=== Given data ===

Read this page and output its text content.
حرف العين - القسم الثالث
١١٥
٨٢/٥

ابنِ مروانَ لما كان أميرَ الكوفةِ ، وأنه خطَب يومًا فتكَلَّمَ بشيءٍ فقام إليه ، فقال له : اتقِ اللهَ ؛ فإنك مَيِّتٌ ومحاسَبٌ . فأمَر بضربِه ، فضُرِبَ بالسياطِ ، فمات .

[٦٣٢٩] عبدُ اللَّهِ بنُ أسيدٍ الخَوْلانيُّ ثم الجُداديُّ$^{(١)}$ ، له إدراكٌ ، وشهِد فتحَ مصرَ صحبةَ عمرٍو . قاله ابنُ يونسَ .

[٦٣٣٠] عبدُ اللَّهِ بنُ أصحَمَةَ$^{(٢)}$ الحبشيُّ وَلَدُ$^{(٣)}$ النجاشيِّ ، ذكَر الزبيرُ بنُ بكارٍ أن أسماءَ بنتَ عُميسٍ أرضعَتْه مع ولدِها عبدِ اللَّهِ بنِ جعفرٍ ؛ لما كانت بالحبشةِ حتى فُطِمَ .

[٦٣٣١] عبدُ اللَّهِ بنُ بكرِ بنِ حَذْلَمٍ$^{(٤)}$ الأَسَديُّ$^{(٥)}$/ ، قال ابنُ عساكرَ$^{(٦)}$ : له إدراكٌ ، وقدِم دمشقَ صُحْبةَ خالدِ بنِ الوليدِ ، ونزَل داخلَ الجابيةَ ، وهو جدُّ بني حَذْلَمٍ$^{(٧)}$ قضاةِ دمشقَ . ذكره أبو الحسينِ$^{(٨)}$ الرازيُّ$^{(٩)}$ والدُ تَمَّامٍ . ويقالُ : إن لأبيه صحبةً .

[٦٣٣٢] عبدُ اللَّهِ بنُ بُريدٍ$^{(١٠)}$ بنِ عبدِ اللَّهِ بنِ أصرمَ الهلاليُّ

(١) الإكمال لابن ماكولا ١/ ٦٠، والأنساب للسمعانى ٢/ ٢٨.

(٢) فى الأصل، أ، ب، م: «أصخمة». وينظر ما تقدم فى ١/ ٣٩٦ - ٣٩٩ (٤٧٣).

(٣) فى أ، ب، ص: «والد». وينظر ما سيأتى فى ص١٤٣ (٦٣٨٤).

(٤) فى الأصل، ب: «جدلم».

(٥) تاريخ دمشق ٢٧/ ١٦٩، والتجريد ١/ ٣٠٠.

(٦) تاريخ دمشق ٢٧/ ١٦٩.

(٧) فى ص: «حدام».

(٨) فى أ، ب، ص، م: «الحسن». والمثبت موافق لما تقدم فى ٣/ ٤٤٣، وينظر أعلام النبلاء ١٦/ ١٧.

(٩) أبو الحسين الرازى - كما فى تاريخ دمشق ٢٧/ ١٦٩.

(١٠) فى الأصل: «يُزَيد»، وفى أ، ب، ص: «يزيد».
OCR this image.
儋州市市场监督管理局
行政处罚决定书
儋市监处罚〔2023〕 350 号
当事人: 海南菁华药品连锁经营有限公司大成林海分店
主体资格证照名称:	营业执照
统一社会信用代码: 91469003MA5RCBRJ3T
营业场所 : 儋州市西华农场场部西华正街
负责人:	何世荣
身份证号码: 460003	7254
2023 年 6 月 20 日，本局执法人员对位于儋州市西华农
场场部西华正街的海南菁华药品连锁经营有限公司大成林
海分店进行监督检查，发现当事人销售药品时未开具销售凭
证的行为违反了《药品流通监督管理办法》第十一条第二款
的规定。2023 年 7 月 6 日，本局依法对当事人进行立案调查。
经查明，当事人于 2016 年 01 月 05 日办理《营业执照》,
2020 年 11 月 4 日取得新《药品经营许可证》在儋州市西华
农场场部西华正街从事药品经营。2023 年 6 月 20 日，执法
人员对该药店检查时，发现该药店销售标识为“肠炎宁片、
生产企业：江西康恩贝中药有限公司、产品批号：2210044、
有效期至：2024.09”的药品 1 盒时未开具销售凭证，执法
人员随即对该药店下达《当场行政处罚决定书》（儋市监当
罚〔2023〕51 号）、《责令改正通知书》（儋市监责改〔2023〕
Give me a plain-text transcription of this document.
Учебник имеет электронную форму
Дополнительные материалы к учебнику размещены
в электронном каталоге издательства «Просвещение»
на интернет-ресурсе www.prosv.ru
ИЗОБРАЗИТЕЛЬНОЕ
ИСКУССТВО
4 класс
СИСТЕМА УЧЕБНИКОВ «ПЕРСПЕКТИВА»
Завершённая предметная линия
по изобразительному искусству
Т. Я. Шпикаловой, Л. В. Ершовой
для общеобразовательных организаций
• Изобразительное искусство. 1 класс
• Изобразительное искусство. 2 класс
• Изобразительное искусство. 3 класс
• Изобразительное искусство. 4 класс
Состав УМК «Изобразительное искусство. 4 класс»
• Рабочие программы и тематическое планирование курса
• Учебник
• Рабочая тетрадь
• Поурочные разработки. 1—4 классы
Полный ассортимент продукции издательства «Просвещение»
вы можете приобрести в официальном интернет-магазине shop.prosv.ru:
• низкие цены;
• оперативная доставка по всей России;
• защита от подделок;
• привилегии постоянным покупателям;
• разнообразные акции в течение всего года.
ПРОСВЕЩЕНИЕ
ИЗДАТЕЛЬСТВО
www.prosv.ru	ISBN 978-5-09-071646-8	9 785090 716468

===

[Short problem] Write out every entry word for word.

[Response]
Read this page and output its text content.
حرف العين - القسم الثالث
١١٥
٨٢/٥

ابنِ مروانَ لما كان أميرَ الكوفةِ ، وأنه خطَب يومًا فتكَلَّمَ بشيءٍ فقام إليه ، فقال له : اتقِ اللهَ ؛ فإنك مَيِّتٌ ومحاسَبٌ . فأمَر بضربِه ، فضُرِبَ بالسياطِ ، فمات .

[٦٣٢٩] عبدُ اللَّهِ بنُ أسيدٍ الخَوْلانيُّ ثم الجُداديُّ$^{(١)}$ ، له إدراكٌ ، وشهِد فتحَ مصرَ صحبةَ عمرٍو . قاله ابنُ يونسَ .

[٦٣٣٠] عبدُ اللَّهِ بنُ أصحَمَةَ$^{(٢)}$ الحبشيُّ وَلَدُ$^{(٣)}$ النجاشيِّ ، ذكَر الزبيرُ بنُ بكارٍ أن أسماءَ بنتَ عُميسٍ أرضعَتْه مع ولدِها عبدِ اللَّهِ بنِ جعفرٍ ؛ لما كانت بالحبشةِ حتى فُطِمَ .

[٦٣٣١] عبدُ اللَّهِ بنُ بكرِ بنِ حَذْلَمٍ$^{(٤)}$ الأَسَديُّ$^{(٥)}$/ ، قال ابنُ عساكرَ$^{(٦)}$ : له إدراكٌ ، وقدِم دمشقَ صُحْبةَ خالدِ بنِ الوليدِ ، ونزَل داخلَ الجابيةَ ، وهو جدُّ بني حَذْلَمٍ$^{(٧)}$ قضاةِ دمشقَ . ذكره أبو الحسينِ$^{(٨)}$ الرازيُّ$^{(٩)}$ والدُ تَمَّامٍ . ويقالُ : إن لأبيه صحبةً .

[٦٣٣٢] عبدُ اللَّهِ بنُ بُريدٍ$^{(١٠)}$ بنِ عبدِ اللَّهِ بنِ أصرمَ الهلاليُّ

(١) الإكمال لابن ماكولا ١/ ٦٠، والأنساب للسمعانى ٢/ ٢٨.

(٢) فى الأصل، أ، ب، م: «أصخمة». وينظر ما تقدم فى ١/ ٣٩٦ - ٣٩٩ (٤٧٣).

(٣) فى أ، ب، ص: «والد». وينظر ما سيأتى فى ص١٤٣ (٦٣٨٤).

(٤) فى الأصل، ب: «جدلم».

(٥) تاريخ دمشق ٢٧/ ١٦٩، والتجريد ١/ ٣٠٠.

(٦) تاريخ دمشق ٢٧/ ١٦٩.

(٧) فى ص: «حدام».

(٨) فى أ، ب، ص، م: «الحسن». والمثبت موافق لما تقدم فى ٣/ ٤٤٣، وينظر أعلام النبلاء ١٦/ ١٧.

(٩) أبو الحسين الرازى - كما فى تاريخ دمشق ٢٧/ ١٦٩.

(١٠) فى الأصل: «يُزَيد»، وفى أ، ب، ص: «يزيد».
OCR this image.
儋州市市场监督管理局
行政处罚决定书
儋市监处罚〔2023〕 350 号
当事人: 海南菁华药品连锁经营有限公司大成林海分店
主体资格证照名称:	营业执照
统一社会信用代码: 91469003MA5RCBRJ3T
营业场所 : 儋州市西华农场场部西华正街
负责人:	何世荣
身份证号码: 460003	7254
2023 年 6 月 20 日，本局执法人员对位于儋州市西华农
场场部西华正街的海南菁华药品连锁经营有限公司大成林
海分店进行监督检查，发现当事人销售药品时未开具销售凭
证的行为违反了《药品流通监督管理办法》第十一条第二款
的规定。2023 年 7 月 6 日，本局依法对当事人进行立案调查。
经查明，当事人于 2016 年 01 月 05 日办理《营业执照》,
2020 年 11 月 4 日取得新《药品经营许可证》在儋州市西华
农场场部西华正街从事药品经营。2023 年 6 月 20 日，执法
人员对该药店检查时，发现该药店销售标识为“肠炎宁片、
生产企业：江西康恩贝中药有限公司、产品批号：2210044、
有效期至：2024.09”的药品 1 盒时未开具销售凭证，执法
人员随即对该药店下达《当场行政处罚决定书》（儋市监当
罚〔2023〕51 号）、《责令改正通知书》（儋市监责改〔2023〕
Give me a plain-text transcription of this document.
Учебник имеет электронную форму
Дополнительные материалы к учебнику размещены
в электронном каталоге издательства «Просвещение»
на интернет-ресурсе www.prosv.ru
ИЗОБРАЗИТЕЛЬНОЕ
ИСКУССТВО
4 класс
СИСТЕМА УЧЕБНИКОВ «ПЕРСПЕКТИВА»
Завершённая предметная линия
по изобразительному искусству
Т. Я. Шпикаловой, Л. В. Ершовой
для общеобразовательных организаций
• Изобразительное искусство. 1 класс
• Изобразительное искусство. 2 класс
• Изобразительное искусство. 3 класс
• Изобразительное искусство. 4 класс
Состав УМК «Изобразительное искусство. 4 класс»
• Рабочие программы и тематическое планирование курса
• Учебник
• Рабочая тетрадь
• Поурочные разработки. 1—4 классы
Полный ассортимент продукции издательства «Просвещение»
вы можете приобрести в официальном интернет-магазине shop.prosv.ru:
• низкие цены;
• оперативная доставка по всей России;
• защита от подделок;
• привилегии постоянным покупателям;
• разнообразные акции в течение всего года.
ПРОСВЕЩЕНИЕ
ИЗДАТЕЛЬСТВО
www.prosv.ru	ISBN 978-5-09-071646-8	9 785090 716468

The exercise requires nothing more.